- [Consigne A]:
Réécrivez la partie du texte sur la sorcellerie en RDC comprise entre « Parmi les facteurs » et « fidèles (UNICEF, 2010). », bornes incluses, en remplaçant « pentecôtistes » par « évangéliques ».

::: Texte affiché :::

La sorcellerie en RDC et les enfants « sorciers »

L’imaginaire de la sorcellerie est omniprésent en République démocratique du Congo. Touchant auparavant les femmes âgées isolées, les accusations de sorcellerie visent toujours plus les mineurs, en campagne comme en ville. Des enfants déjà vulnérables -orphelins, handicapés mentaux et physiques- sont soupçonnés d’avoir provoqué un malheur au sein de leur famille ou de leur communauté. Persécutés, victimes de violences physiques et psychologiques, ils sont emmenés chez un pasteur pour que celui-ci confirme les soupçons par des pratiques divinatoires. Un processus de «délivrance», coûteux, long et souvent très violent. Après un aveu forcé, les «sorciers» sont enfermés pendant des semaines sans eau ni nourriture, contraints à absorber des potions toxiques, battus ou brûlés. Même après la « guérison », ils sont stigmatisés à vie: chaque malheur engrange de nouvelles persécutions. Abandonnés par leur famille, ils se retrouvent à la rue. Aux violences qu’ils y subissent s’ajoute la drogue, l’alcool, l’exploitation, la prostitution. Certains finissent par se croire sorciers, ou s’approprient ce «statut» pour s’intégrer à un gang. D’autres partent, en quête d’un Eldorado européen.

Parmi les facteurs explicatifs du phénomène, la place de l’enfant dans la société en RDC. Employés dans le secteur minier, ou recrutés par l’armée, ils deviennent des acteurs sociaux à part entière. En tant que tels, ils peuvent être accusés de sorcellerie. Les décennies de guerre civile et la diffusion du VIH-SIDA ont laissé un grand nombre d’orphelins, pris en charge par la famille élargie, elle-même en difficulté. Des bouches de plus à nourrir, alors que les logiques contemporaines prêchent la primauté de la famille nucléaire et l’abandon de la solidarité communautaire. Enfin, certaines églises pentecôtistes, par ces « guérisons » miraculeuses, instrumentaliseraient les croyances en la sorcellerie pour gagner de l’argent et des fidèles (UNICEF, 2010).

:::

- [Consigne B]:
Mettez, s'il vous plaît, sous forme de liste JSON de chaînes les lignes des enregistrements comprises entre le début de ceux-ci et la ligne contenant « y-tick-label: 1.29640: [1873, 547, 1909, 557] », incluses. Donnez une chaîne par ligne, sans les lignes vides et sans aucune autre ligne.

::: Entrées de données :::

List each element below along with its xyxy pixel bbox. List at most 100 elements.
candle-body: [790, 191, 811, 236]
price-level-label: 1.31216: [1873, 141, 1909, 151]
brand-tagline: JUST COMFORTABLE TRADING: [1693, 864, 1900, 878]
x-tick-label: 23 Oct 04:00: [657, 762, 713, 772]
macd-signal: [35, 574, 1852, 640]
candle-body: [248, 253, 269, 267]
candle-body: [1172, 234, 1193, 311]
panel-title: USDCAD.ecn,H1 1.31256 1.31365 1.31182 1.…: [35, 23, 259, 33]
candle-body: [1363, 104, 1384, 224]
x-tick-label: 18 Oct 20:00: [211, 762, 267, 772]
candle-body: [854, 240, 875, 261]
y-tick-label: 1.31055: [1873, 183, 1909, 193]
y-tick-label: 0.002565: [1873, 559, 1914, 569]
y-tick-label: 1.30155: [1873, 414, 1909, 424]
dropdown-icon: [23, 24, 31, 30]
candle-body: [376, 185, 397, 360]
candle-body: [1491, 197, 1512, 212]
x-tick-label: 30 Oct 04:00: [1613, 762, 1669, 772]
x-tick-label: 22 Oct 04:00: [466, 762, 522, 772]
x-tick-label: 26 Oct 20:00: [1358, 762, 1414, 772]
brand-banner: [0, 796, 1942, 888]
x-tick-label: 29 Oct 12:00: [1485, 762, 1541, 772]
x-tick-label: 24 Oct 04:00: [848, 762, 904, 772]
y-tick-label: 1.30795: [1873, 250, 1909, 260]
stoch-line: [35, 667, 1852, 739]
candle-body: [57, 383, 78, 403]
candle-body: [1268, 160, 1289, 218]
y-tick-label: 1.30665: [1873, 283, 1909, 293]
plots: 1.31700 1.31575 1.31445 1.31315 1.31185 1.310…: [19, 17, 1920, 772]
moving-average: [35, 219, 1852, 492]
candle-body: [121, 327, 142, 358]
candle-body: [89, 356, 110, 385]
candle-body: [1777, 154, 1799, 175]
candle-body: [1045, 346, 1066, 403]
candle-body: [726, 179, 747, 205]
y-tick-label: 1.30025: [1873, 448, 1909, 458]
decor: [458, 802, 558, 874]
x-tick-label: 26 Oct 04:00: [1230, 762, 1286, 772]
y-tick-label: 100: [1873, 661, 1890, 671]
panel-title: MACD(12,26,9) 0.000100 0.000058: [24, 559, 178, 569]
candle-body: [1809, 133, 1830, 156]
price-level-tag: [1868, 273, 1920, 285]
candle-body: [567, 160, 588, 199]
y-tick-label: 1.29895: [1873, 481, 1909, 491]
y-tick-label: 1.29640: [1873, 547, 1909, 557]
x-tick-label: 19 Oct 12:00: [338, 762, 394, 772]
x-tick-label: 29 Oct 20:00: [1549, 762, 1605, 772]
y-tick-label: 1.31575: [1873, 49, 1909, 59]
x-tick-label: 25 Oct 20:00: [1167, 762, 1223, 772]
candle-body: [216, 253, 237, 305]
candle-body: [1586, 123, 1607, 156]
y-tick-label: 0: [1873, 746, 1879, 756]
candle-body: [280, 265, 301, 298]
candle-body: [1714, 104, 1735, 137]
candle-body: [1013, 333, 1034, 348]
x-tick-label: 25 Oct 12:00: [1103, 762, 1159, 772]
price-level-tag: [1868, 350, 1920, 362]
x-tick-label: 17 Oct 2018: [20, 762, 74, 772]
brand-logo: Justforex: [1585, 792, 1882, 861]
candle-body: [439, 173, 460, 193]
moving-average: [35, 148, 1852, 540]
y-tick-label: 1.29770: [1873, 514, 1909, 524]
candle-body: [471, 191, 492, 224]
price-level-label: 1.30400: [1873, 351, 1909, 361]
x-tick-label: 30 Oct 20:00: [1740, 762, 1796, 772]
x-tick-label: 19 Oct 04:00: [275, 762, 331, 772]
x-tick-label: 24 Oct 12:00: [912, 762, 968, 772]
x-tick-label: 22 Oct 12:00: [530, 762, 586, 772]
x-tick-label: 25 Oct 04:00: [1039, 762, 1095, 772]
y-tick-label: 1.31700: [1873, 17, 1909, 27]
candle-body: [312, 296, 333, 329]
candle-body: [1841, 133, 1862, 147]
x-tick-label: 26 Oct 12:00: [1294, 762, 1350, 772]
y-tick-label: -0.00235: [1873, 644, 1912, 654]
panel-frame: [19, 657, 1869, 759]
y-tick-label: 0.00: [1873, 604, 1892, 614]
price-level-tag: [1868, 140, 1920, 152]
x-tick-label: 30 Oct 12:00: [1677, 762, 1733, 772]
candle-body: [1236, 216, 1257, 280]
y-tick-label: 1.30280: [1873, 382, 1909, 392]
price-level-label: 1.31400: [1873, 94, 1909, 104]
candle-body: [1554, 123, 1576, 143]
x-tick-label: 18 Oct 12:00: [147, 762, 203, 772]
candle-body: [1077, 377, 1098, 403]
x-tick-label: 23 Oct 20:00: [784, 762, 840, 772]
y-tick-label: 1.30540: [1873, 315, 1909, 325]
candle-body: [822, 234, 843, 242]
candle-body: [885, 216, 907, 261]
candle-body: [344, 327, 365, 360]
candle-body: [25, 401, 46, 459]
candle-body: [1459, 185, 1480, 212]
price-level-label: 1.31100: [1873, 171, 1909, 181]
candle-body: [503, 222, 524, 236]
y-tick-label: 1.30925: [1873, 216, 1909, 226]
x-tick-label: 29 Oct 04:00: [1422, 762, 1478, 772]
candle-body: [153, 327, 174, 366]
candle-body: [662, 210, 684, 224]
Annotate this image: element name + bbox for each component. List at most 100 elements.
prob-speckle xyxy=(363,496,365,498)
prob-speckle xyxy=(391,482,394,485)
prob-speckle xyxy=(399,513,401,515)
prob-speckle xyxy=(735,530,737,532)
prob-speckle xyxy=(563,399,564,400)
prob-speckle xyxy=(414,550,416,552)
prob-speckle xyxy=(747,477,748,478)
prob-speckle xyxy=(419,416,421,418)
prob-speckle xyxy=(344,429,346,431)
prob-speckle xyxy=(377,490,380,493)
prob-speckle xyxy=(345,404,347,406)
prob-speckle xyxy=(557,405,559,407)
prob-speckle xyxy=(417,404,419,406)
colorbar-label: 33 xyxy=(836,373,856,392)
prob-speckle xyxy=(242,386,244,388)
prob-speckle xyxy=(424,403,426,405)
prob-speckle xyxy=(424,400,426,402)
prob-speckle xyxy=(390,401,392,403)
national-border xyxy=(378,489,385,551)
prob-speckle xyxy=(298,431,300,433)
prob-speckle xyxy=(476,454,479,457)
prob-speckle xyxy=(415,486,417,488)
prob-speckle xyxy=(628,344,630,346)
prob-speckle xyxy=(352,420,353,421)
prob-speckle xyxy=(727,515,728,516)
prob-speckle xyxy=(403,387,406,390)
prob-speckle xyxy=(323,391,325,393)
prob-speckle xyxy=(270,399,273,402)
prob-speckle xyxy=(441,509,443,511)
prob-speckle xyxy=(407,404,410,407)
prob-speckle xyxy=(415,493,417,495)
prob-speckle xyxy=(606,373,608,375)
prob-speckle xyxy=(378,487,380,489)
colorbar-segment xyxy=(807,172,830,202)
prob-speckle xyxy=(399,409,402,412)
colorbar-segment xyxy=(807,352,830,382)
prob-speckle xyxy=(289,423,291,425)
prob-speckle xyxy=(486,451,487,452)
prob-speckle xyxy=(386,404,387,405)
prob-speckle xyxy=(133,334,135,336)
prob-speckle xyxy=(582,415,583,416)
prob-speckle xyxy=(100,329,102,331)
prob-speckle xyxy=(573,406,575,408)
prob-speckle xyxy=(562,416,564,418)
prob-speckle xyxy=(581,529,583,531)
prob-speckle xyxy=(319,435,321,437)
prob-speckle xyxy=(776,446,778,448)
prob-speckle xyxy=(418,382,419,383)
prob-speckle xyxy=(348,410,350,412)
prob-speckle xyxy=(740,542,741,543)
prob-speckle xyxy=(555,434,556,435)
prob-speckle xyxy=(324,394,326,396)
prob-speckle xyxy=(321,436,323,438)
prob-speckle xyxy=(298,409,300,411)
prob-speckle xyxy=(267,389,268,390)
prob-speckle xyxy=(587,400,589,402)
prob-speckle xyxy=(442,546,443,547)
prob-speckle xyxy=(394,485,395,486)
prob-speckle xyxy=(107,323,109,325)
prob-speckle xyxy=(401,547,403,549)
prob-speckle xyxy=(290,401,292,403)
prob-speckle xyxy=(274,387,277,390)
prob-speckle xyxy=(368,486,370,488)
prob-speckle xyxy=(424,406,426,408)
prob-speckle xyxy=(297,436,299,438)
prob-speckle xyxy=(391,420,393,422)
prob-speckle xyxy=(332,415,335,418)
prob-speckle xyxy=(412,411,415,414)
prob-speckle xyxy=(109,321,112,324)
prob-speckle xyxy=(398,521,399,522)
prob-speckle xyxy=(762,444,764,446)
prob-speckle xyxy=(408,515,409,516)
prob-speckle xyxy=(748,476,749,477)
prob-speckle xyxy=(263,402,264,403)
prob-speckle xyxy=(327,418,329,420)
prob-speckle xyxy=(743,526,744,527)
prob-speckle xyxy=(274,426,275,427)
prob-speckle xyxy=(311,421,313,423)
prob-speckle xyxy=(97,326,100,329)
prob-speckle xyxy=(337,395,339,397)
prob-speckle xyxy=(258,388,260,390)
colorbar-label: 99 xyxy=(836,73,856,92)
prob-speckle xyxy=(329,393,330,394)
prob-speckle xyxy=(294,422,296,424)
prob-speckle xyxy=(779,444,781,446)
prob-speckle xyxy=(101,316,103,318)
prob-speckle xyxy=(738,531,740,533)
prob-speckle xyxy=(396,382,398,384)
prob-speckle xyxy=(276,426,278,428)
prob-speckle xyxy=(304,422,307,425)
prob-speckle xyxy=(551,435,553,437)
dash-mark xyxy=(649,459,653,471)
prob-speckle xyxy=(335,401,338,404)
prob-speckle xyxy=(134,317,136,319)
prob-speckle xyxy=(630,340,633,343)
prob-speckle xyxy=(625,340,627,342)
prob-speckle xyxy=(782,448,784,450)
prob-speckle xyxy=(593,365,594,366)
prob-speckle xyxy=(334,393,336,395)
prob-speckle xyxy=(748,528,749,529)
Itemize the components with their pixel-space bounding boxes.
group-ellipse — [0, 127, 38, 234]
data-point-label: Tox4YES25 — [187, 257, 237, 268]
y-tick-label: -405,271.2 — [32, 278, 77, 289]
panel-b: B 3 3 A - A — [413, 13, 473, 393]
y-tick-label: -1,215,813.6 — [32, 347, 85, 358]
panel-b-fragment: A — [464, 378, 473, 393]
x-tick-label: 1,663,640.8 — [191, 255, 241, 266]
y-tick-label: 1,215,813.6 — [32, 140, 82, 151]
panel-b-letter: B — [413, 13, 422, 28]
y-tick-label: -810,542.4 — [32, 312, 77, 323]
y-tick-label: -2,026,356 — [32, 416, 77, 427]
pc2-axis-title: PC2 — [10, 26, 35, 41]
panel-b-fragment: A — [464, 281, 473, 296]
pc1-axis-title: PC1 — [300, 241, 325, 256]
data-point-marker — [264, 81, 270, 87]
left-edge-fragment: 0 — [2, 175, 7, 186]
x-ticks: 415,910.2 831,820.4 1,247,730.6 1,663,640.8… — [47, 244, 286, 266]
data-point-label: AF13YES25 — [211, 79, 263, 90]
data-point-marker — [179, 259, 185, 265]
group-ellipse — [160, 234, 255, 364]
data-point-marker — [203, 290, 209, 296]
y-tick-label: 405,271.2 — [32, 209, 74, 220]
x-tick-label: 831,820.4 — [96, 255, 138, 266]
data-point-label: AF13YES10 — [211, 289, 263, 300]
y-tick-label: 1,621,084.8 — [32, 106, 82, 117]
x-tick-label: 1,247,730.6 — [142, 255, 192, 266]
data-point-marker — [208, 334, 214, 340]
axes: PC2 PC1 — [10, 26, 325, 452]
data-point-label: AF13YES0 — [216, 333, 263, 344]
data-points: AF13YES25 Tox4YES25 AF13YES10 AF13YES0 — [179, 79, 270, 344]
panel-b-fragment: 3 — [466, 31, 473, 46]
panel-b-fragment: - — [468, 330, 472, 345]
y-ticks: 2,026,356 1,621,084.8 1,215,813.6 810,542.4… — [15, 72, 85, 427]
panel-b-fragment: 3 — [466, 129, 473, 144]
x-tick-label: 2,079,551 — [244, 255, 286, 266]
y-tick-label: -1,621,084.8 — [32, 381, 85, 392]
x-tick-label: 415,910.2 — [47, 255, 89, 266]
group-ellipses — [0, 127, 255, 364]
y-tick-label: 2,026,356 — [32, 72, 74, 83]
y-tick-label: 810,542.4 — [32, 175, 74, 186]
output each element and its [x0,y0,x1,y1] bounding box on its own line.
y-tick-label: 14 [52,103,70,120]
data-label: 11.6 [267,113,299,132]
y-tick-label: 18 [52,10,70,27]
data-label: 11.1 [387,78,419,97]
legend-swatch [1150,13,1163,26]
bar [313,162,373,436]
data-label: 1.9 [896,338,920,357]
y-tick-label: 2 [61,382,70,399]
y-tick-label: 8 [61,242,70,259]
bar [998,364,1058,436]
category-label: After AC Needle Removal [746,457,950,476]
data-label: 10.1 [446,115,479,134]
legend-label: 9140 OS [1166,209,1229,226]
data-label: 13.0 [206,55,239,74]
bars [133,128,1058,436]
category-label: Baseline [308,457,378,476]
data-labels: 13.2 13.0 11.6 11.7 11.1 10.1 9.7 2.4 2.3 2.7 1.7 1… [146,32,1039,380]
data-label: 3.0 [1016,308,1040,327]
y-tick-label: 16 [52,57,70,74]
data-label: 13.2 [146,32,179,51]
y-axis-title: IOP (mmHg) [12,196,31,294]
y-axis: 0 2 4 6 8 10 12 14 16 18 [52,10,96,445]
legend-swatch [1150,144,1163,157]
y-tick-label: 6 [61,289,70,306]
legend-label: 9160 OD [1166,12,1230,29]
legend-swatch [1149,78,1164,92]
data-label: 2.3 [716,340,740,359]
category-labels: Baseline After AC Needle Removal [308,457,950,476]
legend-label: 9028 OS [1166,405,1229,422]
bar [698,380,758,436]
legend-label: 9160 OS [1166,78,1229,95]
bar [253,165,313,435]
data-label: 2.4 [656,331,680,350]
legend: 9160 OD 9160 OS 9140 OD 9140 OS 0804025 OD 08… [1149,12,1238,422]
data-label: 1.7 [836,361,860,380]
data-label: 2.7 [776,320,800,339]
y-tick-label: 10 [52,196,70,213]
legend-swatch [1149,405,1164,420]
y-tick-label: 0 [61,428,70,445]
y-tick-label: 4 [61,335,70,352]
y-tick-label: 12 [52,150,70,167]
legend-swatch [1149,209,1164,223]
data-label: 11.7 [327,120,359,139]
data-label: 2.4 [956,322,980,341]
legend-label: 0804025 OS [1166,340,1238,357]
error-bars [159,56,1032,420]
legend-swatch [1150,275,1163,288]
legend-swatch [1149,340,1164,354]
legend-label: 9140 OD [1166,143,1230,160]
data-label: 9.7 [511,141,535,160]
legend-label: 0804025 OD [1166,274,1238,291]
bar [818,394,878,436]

:::

- [Solution proposée A]:
Parmi les facteurs explicatifs du phénomène, la place de l’enfant dans la société en RDC. Employés dans le secteur minier, ou recrutés par l’armée, ils deviennent des acteurs sociaux à part entière. En tant que tels, ils peuvent être accusés de sorcellerie. Les décennies de guerre civile et la diffusion du VIH-SIDA ont laissé un grand nombre d’orphelins, pris en charge par la famille élargie, elle-même en difficulté. Des bouches de plus à nourrir, alors que les logiques contemporaines prêchent la primauté de la famille nucléaire et l’abandon de la solidarité communautaire. Enfin, certaines églises évangéliques, par ces « guérisons » miraculeuses, instrumentaliseraient les croyances en la sorcellerie pour gagner de l’argent et des fidèles (UNICEF, 2010).

- [Solution proposée B]:
[
  "List each element below along with its xyxy pixel bbox. List at most 100 elements.",
  "candle-body: [790, 191, 811, 236]",
  "price-level-label: 1.31216: [1873, 141, 1909, 151]",
  "brand-tagline: JUST COMFORTABLE TRADING: [1693, 864, 1900, 878]",
  "x-tick-label: 23 Oct 04:00: [657, 762, 713, 772]",
  "macd-signal: [35, 574, 1852, 640]",
  "candle-body: [248, 253, 269, 267]",
  "candle-body: [1172, 234, 1193, 311]",
  "panel-title: USDCAD.ecn,H1 1.31256 1.31365 1.31182 1.…: [35, 23, 259, 33]",
  "candle-body: [1363, 104, 1384, 224]",
  "x-tick-label: 18 Oct 20:00: [211, 762, 267, 772]",
  "candle-body: [854, 240, 875, 261]",
  "y-tick-label: 1.31055: [1873, 183, 1909, 193]",
  "y-tick-label: 0.002565: [1873, 559, 1914, 569]",
  "y-tick-label: 1.30155: [1873, 414, 1909, 424]",
  "dropdown-icon: [23, 24, 31, 30]",
  "candle-body: [376, 185, 397, 360]",
  "candle-body: [1491, 197, 1512, 212]",
  "x-tick-label: 30 Oct 04:00: [1613, 762, 1669, 772]",
  "x-tick-label: 22 Oct 04:00: [466, 762, 522, 772]",
  "x-tick-label: 26 Oct 20:00: [1358, 762, 1414, 772]",
  "brand-banner: [0, 796, 1942, 888]",
  "x-tick-label: 29 Oct 12:00: [1485, 762, 1541, 772]",
  "x-tick-label: 24 Oct 04:00: [848, 762, 904, 772]",
  "y-tick-label: 1.30795: [1873, 250, 1909, 260]",
  "stoch-line: [35, 667, 1852, 739]",
  "candle-body: [57, 383, 78, 403]",
  "candle-body: [1268, 160, 1289, 218]",
  "y-tick-label: 1.30665: [1873, 283, 1909, 293]",
  "plots: 1.31700 1.31575 1.31445 1.31315 1.31185 1.310…: [19, 17, 1920, 772]",
  "moving-average: [35, 219, 1852, 492]",
  "candle-body: [121, 327, 142, 358]",
  "candle-body: [89, 356, 110, 385]",
  "candle-body: [1777, 154, 1799, 175]",
  "candle-body: [1045, 346, 1066, 403]",
  "candle-body: [726, 179, 747, 205]",
  "y-tick-label: 1.30025: [1873, 448, 1909, 458]",
  "decor: [458, 802, 558, 874]",
  "x-tick-label: 26 Oct 04:00: [1230, 762, 1286, 772]",
  "y-tick-label: 100: [1873, 661, 1890, 671]",
  "panel-title: MACD(12,26,9) 0.000100 0.000058: [24, 559, 178, 569]",
  "candle-body: [1809, 133, 1830, 156]",
  "price-level-tag: [1868, 273, 1920, 285]",
  "candle-body: [567, 160, 588, 199]",
  "y-tick-label: 1.29895: [1873, 481, 1909, 491]",
  "y-tick-label: 1.29640: [1873, 547, 1909, 557]"
]